DIRECTIONS: Leave every picture out and write out the records below exactly.

INPUT DATA:
..........

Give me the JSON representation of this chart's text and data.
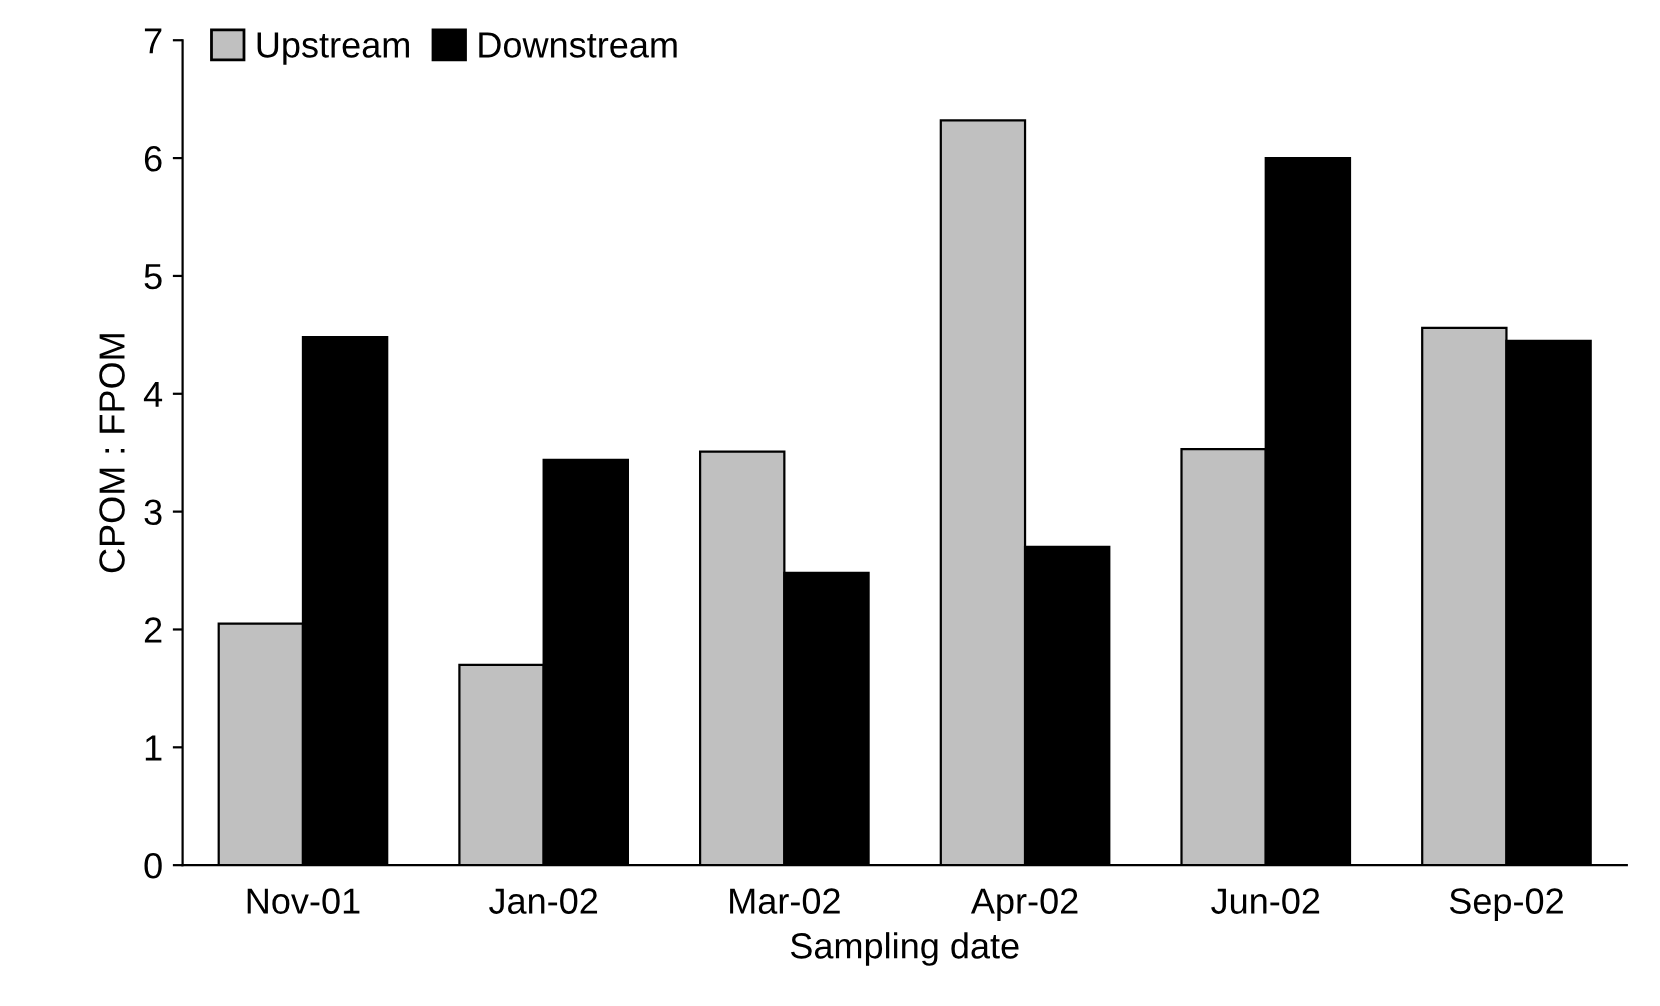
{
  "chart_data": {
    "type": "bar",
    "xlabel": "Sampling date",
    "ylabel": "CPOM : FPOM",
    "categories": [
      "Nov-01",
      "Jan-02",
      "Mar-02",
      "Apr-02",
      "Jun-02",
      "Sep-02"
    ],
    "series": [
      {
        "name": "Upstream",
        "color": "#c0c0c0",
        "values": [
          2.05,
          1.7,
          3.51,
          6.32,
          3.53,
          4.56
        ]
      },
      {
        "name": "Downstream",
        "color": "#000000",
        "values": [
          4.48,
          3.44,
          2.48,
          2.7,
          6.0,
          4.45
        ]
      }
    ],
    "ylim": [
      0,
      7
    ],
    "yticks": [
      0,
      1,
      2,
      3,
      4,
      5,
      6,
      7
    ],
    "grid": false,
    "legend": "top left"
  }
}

..........

PROBLEM SOLUTION:
Give me the JSON representation of this chart's text and data.
{
  "chart_data": {
    "type": "bar",
    "xlabel": "Sampling date",
    "ylabel": "CPOM : FPOM",
    "categories": [
      "Nov-01",
      "Jan-02",
      "Mar-02",
      "Apr-02",
      "Jun-02",
      "Sep-02"
    ],
    "series": [
      {
        "name": "Upstream",
        "color": "#c0c0c0",
        "values": [
          2.05,
          1.7,
          3.51,
          6.32,
          3.53,
          4.56
        ]
      },
      {
        "name": "Downstream",
        "color": "#000000",
        "values": [
          4.48,
          3.44,
          2.48,
          2.7,
          6.0,
          4.45
        ]
      }
    ],
    "ylim": [
      0,
      7
    ],
    "yticks": [
      0,
      1,
      2,
      3,
      4,
      5,
      6,
      7
    ],
    "grid": false,
    "legend": "top left"
  }
}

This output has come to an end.